* start *

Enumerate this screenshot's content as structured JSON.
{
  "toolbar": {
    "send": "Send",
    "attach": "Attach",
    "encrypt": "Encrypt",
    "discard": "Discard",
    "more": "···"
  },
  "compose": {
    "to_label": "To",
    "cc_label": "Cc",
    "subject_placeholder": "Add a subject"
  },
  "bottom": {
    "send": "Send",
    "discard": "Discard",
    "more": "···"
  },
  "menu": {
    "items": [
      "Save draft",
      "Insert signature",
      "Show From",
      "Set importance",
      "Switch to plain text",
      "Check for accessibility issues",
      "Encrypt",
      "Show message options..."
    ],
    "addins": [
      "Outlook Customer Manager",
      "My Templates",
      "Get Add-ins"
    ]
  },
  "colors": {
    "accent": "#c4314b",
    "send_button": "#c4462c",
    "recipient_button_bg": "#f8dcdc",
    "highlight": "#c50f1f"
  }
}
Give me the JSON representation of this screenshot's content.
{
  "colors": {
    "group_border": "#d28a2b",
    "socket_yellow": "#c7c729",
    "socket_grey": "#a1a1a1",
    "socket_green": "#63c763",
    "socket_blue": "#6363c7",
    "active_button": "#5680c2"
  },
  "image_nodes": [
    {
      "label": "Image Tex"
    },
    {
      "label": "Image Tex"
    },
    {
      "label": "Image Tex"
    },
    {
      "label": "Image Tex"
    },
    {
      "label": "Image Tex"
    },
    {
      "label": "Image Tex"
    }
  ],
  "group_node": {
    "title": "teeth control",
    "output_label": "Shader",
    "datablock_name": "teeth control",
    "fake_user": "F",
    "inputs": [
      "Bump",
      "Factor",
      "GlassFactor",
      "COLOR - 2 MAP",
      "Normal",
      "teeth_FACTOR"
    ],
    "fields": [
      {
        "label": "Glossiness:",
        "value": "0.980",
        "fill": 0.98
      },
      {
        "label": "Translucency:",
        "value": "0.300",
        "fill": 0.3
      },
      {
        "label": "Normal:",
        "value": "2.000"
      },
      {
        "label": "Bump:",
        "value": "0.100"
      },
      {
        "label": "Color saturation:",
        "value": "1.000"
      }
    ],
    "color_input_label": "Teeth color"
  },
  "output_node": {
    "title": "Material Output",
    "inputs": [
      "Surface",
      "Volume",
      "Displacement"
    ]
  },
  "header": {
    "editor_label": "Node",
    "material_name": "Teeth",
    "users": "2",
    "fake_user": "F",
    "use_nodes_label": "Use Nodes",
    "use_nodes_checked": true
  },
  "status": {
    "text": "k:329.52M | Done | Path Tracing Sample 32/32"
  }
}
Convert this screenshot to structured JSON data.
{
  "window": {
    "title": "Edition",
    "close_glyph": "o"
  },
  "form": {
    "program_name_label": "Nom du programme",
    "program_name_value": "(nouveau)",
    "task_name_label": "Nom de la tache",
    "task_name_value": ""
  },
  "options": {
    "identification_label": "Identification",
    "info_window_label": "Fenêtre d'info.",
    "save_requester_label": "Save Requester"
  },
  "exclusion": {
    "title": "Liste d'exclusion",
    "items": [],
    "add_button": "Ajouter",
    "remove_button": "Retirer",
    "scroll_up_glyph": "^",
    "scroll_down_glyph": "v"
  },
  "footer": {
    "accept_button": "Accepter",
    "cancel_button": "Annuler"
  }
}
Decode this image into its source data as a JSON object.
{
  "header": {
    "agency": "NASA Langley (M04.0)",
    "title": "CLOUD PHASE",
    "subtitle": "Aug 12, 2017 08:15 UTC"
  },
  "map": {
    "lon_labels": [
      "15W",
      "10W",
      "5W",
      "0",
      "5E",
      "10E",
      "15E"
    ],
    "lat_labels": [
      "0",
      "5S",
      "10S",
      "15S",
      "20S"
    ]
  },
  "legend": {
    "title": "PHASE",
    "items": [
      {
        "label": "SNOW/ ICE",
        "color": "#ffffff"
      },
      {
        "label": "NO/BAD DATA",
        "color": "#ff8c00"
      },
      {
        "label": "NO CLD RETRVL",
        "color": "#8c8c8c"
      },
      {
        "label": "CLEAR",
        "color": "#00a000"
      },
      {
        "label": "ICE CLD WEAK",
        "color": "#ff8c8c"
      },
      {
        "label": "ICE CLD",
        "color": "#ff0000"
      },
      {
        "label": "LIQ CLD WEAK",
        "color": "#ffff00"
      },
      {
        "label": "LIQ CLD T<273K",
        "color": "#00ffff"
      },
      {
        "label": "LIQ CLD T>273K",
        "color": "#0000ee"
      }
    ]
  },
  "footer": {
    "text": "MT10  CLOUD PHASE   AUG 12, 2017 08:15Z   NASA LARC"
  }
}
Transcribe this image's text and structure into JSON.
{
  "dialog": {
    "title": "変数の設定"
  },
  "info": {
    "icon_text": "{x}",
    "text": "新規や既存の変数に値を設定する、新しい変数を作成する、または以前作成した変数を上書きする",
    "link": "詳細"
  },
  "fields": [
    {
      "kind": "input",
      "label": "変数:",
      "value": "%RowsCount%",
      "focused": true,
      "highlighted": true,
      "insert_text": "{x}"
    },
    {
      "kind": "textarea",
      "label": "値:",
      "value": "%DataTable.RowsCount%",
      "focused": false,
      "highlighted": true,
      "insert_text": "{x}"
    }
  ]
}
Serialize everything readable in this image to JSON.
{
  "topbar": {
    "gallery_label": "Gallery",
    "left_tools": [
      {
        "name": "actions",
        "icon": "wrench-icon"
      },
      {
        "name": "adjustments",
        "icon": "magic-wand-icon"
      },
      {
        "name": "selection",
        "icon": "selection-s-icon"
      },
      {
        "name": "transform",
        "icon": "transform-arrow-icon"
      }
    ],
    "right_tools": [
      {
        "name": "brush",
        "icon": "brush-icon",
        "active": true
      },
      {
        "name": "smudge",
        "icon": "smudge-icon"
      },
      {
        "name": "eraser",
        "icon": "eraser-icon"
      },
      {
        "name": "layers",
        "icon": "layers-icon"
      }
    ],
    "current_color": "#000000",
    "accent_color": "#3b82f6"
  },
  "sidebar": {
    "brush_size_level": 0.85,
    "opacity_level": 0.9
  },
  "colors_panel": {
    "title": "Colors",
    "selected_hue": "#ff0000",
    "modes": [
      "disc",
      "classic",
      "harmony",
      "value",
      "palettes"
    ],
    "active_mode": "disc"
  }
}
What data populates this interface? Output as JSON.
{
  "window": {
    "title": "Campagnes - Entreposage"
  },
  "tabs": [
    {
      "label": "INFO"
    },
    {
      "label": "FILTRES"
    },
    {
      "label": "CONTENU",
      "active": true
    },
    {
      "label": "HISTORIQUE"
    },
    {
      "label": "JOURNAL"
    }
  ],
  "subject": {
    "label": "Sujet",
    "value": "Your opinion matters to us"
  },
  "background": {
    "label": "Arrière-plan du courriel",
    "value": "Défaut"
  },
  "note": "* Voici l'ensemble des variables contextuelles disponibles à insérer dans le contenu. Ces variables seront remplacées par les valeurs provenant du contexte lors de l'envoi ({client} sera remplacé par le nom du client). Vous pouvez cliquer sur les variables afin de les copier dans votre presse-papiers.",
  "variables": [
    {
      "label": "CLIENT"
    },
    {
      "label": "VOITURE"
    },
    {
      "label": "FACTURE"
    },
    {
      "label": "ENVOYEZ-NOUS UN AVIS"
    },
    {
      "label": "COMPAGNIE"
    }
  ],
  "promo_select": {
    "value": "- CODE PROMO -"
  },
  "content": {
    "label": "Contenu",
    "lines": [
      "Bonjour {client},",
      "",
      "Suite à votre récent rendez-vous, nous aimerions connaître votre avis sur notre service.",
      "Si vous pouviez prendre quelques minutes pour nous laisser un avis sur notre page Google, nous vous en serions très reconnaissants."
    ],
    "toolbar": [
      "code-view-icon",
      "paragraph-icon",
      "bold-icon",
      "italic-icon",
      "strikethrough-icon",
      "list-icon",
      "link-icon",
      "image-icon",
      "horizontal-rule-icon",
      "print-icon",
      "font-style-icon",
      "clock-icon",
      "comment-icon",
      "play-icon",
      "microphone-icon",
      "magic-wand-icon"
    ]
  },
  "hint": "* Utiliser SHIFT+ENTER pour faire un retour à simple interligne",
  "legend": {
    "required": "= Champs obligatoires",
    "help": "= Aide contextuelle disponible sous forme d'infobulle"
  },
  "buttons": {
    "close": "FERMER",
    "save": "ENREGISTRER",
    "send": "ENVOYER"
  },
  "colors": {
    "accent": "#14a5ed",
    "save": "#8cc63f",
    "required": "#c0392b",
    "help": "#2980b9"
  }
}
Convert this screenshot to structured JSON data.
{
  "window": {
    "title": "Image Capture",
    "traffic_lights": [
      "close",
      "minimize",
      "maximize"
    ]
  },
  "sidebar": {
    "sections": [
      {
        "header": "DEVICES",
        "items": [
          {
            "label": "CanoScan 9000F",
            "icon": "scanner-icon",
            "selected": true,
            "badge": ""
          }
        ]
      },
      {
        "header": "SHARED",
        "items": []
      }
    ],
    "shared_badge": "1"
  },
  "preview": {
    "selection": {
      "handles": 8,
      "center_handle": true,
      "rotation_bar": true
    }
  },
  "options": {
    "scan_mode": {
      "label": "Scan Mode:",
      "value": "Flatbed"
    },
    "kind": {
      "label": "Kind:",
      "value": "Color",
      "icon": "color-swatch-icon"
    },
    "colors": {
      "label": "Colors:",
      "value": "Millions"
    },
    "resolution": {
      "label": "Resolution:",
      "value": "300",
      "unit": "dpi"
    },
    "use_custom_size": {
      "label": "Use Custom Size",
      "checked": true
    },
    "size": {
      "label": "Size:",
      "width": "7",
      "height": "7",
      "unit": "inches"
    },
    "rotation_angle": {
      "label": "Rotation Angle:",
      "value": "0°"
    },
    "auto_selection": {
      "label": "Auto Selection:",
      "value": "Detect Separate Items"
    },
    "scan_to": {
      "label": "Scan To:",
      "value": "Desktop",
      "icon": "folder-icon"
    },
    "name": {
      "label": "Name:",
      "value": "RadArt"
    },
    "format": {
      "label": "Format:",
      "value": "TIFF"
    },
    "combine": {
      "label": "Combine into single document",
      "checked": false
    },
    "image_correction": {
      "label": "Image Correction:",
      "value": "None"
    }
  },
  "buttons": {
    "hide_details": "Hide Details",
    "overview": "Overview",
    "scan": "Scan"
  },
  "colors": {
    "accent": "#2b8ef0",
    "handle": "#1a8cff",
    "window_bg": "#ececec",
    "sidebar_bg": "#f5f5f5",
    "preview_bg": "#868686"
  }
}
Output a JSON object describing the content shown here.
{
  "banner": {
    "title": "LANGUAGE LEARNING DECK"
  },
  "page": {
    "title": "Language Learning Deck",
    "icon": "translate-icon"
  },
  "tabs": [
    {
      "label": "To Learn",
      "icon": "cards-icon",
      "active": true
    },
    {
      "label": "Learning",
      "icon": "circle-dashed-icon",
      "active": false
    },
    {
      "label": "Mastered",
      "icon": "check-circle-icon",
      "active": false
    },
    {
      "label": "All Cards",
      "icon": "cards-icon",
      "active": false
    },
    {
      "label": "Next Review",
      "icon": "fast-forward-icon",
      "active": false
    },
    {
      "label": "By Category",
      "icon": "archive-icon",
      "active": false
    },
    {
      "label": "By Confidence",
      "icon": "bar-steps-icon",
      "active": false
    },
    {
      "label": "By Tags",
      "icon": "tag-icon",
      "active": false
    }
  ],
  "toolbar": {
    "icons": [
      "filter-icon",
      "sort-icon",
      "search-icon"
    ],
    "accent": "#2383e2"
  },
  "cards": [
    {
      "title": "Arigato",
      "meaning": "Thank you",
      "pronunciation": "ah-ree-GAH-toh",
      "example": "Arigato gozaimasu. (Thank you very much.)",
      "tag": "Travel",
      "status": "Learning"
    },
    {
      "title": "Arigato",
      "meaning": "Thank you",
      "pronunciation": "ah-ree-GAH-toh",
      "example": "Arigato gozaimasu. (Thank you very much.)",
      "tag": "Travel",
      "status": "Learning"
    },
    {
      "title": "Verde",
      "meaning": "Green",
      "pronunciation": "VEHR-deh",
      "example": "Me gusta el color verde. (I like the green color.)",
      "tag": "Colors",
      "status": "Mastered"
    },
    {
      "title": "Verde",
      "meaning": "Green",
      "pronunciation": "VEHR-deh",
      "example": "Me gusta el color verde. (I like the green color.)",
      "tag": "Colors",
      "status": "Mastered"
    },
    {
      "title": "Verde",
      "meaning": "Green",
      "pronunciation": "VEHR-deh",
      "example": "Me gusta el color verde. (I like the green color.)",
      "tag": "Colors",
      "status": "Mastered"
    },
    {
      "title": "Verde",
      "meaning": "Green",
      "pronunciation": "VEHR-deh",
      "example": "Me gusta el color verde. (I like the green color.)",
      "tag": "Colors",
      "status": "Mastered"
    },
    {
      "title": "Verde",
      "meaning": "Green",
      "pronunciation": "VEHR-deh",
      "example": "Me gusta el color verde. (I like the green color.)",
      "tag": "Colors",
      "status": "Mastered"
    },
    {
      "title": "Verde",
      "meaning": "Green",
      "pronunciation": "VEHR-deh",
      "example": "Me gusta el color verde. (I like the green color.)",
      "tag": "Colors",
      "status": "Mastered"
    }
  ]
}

* end *

- To be done: Among the entries above, how many lines include the word "votre"? Give the number with no comment.

- Solution to this problem: 2